§ **What is required**: Please print the full listing exactly.
======== Given data ========
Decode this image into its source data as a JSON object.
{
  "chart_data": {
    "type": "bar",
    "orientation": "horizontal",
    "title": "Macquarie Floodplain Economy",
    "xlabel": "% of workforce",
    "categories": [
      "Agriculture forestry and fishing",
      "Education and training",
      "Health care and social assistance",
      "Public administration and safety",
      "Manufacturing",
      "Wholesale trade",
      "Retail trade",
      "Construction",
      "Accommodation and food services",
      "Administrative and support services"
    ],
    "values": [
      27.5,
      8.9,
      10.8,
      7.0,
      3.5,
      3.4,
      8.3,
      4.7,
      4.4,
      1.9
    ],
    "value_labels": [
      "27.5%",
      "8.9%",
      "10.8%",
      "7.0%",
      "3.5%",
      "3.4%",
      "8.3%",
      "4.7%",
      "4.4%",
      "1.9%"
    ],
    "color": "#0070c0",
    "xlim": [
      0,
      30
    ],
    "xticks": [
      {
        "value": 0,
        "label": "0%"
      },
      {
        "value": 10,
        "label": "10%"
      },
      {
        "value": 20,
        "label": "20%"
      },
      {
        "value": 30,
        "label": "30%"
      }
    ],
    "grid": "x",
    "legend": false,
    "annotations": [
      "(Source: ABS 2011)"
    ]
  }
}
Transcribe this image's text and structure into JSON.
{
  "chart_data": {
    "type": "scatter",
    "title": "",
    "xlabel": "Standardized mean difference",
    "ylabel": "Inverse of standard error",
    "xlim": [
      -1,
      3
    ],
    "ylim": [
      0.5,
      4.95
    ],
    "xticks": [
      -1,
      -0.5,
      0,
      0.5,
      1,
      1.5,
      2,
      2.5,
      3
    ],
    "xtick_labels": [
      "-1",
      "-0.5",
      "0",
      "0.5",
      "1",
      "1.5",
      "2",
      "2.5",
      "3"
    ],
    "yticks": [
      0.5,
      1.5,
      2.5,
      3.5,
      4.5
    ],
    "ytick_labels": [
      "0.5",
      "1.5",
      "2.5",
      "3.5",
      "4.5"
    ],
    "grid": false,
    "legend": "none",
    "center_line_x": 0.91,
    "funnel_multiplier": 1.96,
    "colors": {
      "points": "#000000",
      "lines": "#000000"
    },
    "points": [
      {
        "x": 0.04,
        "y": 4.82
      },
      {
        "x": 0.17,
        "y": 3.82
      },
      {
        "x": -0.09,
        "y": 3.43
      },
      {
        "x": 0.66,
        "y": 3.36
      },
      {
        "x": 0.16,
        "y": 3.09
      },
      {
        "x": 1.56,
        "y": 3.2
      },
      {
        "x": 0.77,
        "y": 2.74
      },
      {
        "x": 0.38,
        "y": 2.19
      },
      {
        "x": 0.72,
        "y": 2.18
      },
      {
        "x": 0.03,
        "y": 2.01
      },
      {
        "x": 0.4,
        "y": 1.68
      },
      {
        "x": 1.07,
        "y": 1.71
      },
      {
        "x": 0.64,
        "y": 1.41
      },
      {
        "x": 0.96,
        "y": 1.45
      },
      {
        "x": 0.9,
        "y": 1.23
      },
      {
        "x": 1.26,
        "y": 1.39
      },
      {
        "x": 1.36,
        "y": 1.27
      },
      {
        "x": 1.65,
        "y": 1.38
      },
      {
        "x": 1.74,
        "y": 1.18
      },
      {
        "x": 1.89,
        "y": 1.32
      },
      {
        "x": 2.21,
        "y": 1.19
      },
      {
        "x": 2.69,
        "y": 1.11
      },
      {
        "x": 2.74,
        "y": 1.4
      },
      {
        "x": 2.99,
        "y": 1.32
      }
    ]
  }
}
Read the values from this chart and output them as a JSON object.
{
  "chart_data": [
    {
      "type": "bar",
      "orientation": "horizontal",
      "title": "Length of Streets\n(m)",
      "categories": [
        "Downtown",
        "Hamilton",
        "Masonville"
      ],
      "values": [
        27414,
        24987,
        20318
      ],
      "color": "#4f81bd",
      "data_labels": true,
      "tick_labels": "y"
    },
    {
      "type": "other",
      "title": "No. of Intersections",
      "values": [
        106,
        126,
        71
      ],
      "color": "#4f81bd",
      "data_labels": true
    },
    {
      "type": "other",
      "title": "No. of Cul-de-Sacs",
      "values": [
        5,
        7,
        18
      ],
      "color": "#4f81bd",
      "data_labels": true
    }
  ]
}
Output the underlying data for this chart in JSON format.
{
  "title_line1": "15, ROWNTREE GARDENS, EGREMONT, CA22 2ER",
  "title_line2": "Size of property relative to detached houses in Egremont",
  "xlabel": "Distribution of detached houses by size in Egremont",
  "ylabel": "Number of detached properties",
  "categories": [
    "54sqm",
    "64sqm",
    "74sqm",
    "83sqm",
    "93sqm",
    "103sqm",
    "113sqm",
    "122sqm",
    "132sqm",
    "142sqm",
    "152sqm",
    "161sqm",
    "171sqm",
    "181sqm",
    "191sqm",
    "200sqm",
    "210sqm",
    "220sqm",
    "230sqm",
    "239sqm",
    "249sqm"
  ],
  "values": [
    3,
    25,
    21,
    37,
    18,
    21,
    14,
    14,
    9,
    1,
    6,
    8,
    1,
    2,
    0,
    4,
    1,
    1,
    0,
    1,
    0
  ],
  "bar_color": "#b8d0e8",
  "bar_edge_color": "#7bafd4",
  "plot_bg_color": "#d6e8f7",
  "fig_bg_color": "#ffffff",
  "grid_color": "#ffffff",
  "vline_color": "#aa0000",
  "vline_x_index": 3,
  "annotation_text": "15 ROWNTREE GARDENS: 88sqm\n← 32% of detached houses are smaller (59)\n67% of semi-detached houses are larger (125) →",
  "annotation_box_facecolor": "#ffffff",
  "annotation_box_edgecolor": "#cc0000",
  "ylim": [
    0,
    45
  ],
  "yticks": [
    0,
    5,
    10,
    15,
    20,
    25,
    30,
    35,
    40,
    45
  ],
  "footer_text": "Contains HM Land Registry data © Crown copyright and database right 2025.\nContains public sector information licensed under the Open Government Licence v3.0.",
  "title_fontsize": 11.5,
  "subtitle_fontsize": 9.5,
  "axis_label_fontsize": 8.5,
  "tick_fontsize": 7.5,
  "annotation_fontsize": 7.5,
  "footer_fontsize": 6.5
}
========
§ **Finished task**:
Decode this image into its source data as a JSON object.
{
  "chart_data": {
    "type": "bar",
    "orientation": "horizontal",
    "title": "Macquarie Floodplain Economy",
    "xlabel": "% of workforce",
    "categories": [
      "Agriculture forestry and fishing",
      "Education and training",
      "Health care and social assistance",
      "Public administration and safety",
      "Manufacturing",
      "Wholesale trade",
      "Retail trade",
      "Construction",
      "Accommodation and food services",
      "Administrative and support services"
    ],
    "values": [
      27.5,
      8.9,
      10.8,
      7.0,
      3.5,
      3.4,
      8.3,
      4.7,
      4.4,
      1.9
    ],
    "value_labels": [
      "27.5%",
      "8.9%",
      "10.8%",
      "7.0%",
      "3.5%",
      "3.4%",
      "8.3%",
      "4.7%",
      "4.4%",
      "1.9%"
    ],
    "color": "#0070c0",
    "xlim": [
      0,
      30
    ],
    "xticks": [
      {
        "value": 0,
        "label": "0%"
      },
      {
        "value": 10,
        "label": "10%"
      },
      {
        "value": 20,
        "label": "20%"
      },
      {
        "value": 30,
        "label": "30%"
      }
    ],
    "grid": "x",
    "legend": false,
    "annotations": [
      "(Source: ABS 2011)"
    ]
  }
}
Transcribe this image's text and structure into JSON.
{
  "chart_data": {
    "type": "scatter",
    "title": "",
    "xlabel": "Standardized mean difference",
    "ylabel": "Inverse of standard error",
    "xlim": [
      -1,
      3
    ],
    "ylim": [
      0.5,
      4.95
    ],
    "xticks": [
      -1,
      -0.5,
      0,
      0.5,
      1,
      1.5,
      2,
      2.5,
      3
    ],
    "xtick_labels": [
      "-1",
      "-0.5",
      "0",
      "0.5",
      "1",
      "1.5",
      "2",
      "2.5",
      "3"
    ],
    "yticks": [
      0.5,
      1.5,
      2.5,
      3.5,
      4.5
    ],
    "ytick_labels": [
      "0.5",
      "1.5",
      "2.5",
      "3.5",
      "4.5"
    ],
    "grid": false,
    "legend": "none",
    "center_line_x": 0.91,
    "funnel_multiplier": 1.96,
    "colors": {
      "points": "#000000",
      "lines": "#000000"
    },
    "points": [
      {
        "x": 0.04,
        "y": 4.82
      },
      {
        "x": 0.17,
        "y": 3.82
      },
      {
        "x": -0.09,
        "y": 3.43
      },
      {
        "x": 0.66,
        "y": 3.36
      },
      {
        "x": 0.16,
        "y": 3.09
      },
      {
        "x": 1.56,
        "y": 3.2
      },
      {
        "x": 0.77,
        "y": 2.74
      },
      {
        "x": 0.38,
        "y": 2.19
      },
      {
        "x": 0.72,
        "y": 2.18
      },
      {
        "x": 0.03,
        "y": 2.01
      },
      {
        "x": 0.4,
        "y": 1.68
      },
      {
        "x": 1.07,
        "y": 1.71
      },
      {
        "x": 0.64,
        "y": 1.41
      },
      {
        "x": 0.96,
        "y": 1.45
      },
      {
        "x": 0.9,
        "y": 1.23
      },
      {
        "x": 1.26,
        "y": 1.39
      },
      {
        "x": 1.36,
        "y": 1.27
      },
      {
        "x": 1.65,
        "y": 1.38
      },
      {
        "x": 1.74,
        "y": 1.18
      },
      {
        "x": 1.89,
        "y": 1.32
      },
      {
        "x": 2.21,
        "y": 1.19
      },
      {
        "x": 2.69,
        "y": 1.11
      },
      {
        "x": 2.74,
        "y": 1.4
      },
      {
        "x": 2.99,
        "y": 1.32
      }
    ]
  }
}
Read the values from this chart and output them as a JSON object.
{
  "chart_data": [
    {
      "type": "bar",
      "orientation": "horizontal",
      "title": "Length of Streets\n(m)",
      "categories": [
        "Downtown",
        "Hamilton",
        "Masonville"
      ],
      "values": [
        27414,
        24987,
        20318
      ],
      "color": "#4f81bd",
      "data_labels": true,
      "tick_labels": "y"
    },
    {
      "type": "other",
      "title": "No. of Intersections",
      "values": [
        106,
        126,
        71
      ],
      "color": "#4f81bd",
      "data_labels": true
    },
    {
      "type": "other",
      "title": "No. of Cul-de-Sacs",
      "values": [
        5,
        7,
        18
      ],
      "color": "#4f81bd",
      "data_labels": true
    }
  ]
}
Output the underlying data for this chart in JSON format.
{
  "title_line1": "15, ROWNTREE GARDENS, EGREMONT, CA22 2ER",
  "title_line2": "Size of property relative to detached houses in Egremont",
  "xlabel": "Distribution of detached houses by size in Egremont",
  "ylabel": "Number of detached properties",
  "categories": [
    "54sqm",
    "64sqm",
    "74sqm",
    "83sqm",
    "93sqm",
    "103sqm",
    "113sqm",
    "122sqm",
    "132sqm",
    "142sqm",
    "152sqm",
    "161sqm",
    "171sqm",
    "181sqm",
    "191sqm",
    "200sqm",
    "210sqm",
    "220sqm",
    "230sqm",
    "239sqm",
    "249sqm"
  ],
  "values": [
    3,
    25,
    21,
    37,
    18,
    21,
    14,
    14,
    9,
    1,
    6,
    8,
    1,
    2,
    0,
    4,
    1,
    1,
    0,
    1,
    0
  ],
  "bar_color": "#b8d0e8",
  "bar_edge_color": "#7bafd4",
  "plot_bg_color": "#d6e8f7",
  "fig_bg_color": "#ffffff",
  "grid_color": "#ffffff",
  "vline_color": "#aa0000",
  "vline_x_index": 3,
  "annotation_text": "15 ROWNTREE GARDENS: 88sqm\n← 32% of detached houses are smaller (59)\n67% of semi-detached houses are larger (125) →",
  "annotation_box_facecolor": "#ffffff",
  "annotation_box_edgecolor": "#cc0000",
  "ylim": [
    0,
    45
  ],
  "yticks": [
    0,
    5,
    10,
    15,
    20,
    25,
    30,
    35,
    40,
    45
  ],
  "footer_text": "Contains HM Land Registry data © Crown copyright and database right 2025.\nContains public sector information licensed under the Open Government Licence v3.0.",
  "title_fontsize": 11.5,
  "subtitle_fontsize": 9.5,
  "axis_label_fontsize": 8.5,
  "tick_fontsize": 7.5,
  "annotation_fontsize": 7.5,
  "footer_fontsize": 6.5
}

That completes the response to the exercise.